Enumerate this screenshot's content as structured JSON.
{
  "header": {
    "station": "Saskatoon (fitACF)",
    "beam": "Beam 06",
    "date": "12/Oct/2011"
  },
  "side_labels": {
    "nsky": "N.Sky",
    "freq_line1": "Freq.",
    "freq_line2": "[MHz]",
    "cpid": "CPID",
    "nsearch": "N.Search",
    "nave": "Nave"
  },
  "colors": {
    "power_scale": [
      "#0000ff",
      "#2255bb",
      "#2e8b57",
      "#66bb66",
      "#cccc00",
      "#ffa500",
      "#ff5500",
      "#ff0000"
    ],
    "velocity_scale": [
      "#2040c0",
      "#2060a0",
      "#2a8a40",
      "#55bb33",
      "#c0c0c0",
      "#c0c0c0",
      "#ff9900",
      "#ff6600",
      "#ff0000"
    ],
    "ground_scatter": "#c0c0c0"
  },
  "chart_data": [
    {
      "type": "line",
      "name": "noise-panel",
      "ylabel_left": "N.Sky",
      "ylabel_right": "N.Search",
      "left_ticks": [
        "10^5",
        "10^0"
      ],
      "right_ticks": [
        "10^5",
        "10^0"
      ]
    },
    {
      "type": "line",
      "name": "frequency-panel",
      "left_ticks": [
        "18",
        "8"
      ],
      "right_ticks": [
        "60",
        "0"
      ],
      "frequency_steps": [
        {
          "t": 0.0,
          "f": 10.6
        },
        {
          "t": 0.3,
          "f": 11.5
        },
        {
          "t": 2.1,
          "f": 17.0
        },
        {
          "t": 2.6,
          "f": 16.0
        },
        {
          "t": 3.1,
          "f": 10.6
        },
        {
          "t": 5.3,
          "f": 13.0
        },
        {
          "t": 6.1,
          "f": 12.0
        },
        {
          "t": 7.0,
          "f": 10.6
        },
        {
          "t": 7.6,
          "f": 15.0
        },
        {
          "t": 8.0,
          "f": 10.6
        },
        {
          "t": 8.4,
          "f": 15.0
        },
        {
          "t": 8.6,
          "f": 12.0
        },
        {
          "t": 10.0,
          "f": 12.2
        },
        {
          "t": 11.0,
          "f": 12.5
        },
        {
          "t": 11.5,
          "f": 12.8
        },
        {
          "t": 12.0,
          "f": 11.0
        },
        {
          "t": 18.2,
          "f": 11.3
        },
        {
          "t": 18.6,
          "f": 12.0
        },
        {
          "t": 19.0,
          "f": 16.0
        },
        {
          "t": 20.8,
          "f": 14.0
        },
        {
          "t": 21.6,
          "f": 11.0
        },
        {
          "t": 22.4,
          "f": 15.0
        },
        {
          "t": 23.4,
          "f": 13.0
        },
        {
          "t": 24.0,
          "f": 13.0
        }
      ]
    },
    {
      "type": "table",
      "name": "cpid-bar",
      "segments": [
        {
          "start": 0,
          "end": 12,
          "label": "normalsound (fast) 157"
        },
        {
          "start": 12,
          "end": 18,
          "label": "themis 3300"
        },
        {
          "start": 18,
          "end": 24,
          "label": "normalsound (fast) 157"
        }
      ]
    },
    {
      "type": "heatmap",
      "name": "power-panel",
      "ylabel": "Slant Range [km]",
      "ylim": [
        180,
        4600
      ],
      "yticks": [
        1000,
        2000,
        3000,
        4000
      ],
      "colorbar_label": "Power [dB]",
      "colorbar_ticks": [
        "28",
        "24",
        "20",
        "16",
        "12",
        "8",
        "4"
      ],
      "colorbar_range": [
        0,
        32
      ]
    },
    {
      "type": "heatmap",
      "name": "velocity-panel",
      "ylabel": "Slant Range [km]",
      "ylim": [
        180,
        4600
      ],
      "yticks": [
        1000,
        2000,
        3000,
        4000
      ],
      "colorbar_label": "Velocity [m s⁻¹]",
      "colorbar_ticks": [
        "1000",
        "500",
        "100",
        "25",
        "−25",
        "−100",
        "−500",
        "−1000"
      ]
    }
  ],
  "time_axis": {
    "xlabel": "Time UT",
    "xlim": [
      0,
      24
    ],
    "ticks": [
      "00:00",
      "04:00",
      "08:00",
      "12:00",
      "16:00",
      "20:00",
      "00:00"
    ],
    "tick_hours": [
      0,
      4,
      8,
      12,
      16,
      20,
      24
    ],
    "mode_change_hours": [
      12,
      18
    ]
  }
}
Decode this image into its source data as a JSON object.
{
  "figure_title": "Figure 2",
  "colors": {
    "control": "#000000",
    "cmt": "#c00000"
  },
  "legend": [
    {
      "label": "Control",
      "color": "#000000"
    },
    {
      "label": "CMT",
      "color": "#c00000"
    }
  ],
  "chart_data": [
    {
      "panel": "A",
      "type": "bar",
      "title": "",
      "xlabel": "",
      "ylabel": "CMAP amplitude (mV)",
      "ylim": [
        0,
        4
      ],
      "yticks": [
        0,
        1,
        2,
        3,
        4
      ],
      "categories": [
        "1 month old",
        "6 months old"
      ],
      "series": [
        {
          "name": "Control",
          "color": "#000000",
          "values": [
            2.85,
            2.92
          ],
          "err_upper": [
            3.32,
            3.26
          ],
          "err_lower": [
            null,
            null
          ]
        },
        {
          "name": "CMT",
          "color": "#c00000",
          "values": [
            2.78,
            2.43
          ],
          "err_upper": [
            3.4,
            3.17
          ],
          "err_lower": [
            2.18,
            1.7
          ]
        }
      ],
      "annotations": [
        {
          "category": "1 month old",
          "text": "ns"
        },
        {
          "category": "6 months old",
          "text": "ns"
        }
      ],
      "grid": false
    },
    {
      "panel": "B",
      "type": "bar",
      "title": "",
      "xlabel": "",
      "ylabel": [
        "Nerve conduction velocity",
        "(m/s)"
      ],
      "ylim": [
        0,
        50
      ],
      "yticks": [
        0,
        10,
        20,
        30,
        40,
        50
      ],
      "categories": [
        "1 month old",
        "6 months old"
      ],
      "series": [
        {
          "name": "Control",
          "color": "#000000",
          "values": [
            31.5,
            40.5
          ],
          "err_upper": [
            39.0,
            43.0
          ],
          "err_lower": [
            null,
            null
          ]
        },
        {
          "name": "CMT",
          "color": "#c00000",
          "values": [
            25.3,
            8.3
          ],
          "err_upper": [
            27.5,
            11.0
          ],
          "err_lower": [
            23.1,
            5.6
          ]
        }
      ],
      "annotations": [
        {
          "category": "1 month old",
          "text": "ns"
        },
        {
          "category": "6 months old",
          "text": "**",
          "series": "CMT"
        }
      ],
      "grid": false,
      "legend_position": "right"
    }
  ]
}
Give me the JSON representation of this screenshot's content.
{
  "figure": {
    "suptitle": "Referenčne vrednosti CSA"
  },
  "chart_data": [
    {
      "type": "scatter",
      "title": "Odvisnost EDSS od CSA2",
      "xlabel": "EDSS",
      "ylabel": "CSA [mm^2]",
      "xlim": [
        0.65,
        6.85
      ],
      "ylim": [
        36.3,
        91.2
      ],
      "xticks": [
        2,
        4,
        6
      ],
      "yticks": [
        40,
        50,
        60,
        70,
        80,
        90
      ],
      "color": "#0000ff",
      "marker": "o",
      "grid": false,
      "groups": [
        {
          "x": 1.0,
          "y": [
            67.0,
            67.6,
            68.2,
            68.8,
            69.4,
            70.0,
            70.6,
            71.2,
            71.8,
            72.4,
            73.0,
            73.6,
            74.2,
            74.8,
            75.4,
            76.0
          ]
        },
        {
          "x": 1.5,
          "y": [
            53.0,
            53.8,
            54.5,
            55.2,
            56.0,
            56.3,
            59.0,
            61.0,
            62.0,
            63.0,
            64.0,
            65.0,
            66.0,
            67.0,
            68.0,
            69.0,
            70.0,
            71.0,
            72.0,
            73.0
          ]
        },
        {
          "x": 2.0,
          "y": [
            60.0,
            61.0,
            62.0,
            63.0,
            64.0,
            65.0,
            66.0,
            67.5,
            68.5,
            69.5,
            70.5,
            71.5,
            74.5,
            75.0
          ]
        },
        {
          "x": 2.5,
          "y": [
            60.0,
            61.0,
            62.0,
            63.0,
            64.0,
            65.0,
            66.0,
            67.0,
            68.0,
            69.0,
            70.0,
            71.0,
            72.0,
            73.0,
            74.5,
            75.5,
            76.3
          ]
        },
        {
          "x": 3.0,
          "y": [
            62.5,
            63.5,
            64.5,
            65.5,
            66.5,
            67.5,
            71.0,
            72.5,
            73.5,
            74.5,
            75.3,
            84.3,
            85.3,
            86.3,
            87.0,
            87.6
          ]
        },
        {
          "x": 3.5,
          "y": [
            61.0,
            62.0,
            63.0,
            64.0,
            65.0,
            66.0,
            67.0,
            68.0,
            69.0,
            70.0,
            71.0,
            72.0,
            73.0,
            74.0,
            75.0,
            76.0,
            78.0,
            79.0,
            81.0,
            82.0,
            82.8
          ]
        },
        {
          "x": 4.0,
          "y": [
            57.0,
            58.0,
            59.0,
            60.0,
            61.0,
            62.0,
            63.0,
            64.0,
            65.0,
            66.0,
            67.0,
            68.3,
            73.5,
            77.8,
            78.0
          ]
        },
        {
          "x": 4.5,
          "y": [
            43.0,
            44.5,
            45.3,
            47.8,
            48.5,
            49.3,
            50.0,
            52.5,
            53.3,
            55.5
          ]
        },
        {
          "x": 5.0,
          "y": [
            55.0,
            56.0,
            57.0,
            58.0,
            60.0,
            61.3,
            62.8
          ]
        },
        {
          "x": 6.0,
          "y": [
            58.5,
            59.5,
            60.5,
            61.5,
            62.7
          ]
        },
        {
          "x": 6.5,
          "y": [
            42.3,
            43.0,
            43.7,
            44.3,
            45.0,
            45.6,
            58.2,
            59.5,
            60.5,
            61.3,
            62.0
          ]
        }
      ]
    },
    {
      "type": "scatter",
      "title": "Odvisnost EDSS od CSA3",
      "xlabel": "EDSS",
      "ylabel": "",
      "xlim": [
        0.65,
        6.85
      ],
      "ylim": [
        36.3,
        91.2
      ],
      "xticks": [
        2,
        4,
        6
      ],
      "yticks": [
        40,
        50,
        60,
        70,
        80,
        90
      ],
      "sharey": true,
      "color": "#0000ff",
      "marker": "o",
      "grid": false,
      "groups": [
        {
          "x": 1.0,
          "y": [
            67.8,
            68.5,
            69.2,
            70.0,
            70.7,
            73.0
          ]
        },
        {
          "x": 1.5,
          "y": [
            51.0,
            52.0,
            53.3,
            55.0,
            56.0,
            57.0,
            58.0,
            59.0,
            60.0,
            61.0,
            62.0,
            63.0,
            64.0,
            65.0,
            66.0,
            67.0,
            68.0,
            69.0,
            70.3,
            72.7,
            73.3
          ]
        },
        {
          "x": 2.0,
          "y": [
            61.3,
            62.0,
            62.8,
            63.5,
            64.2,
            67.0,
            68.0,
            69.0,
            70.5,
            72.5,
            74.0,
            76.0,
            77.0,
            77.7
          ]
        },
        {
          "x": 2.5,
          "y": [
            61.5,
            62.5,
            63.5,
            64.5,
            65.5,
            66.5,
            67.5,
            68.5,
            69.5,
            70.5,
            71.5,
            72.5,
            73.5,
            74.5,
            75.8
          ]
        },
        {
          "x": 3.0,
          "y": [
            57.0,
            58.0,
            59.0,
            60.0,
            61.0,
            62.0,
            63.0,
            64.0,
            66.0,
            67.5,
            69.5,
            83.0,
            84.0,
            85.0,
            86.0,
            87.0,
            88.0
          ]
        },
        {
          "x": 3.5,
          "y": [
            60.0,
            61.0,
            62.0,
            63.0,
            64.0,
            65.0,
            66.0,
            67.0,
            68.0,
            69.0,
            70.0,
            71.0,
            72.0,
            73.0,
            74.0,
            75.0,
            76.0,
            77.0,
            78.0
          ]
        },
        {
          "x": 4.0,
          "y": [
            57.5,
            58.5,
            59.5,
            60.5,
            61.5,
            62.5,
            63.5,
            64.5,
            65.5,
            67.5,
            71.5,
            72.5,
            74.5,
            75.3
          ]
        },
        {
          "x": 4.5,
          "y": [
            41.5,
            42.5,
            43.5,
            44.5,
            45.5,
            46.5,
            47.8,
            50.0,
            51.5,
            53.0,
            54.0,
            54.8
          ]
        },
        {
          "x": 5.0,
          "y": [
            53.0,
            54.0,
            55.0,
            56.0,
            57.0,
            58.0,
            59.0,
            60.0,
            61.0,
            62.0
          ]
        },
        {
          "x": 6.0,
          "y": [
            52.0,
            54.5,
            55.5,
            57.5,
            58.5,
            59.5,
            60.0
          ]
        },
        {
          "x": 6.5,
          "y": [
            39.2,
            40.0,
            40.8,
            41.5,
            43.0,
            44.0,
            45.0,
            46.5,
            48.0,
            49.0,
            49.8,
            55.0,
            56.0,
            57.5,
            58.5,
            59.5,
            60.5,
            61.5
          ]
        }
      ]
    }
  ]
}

******************************

# Problem to work on
State how many lines of the records above contain the word "this", giving only that number.

# Result of the task
3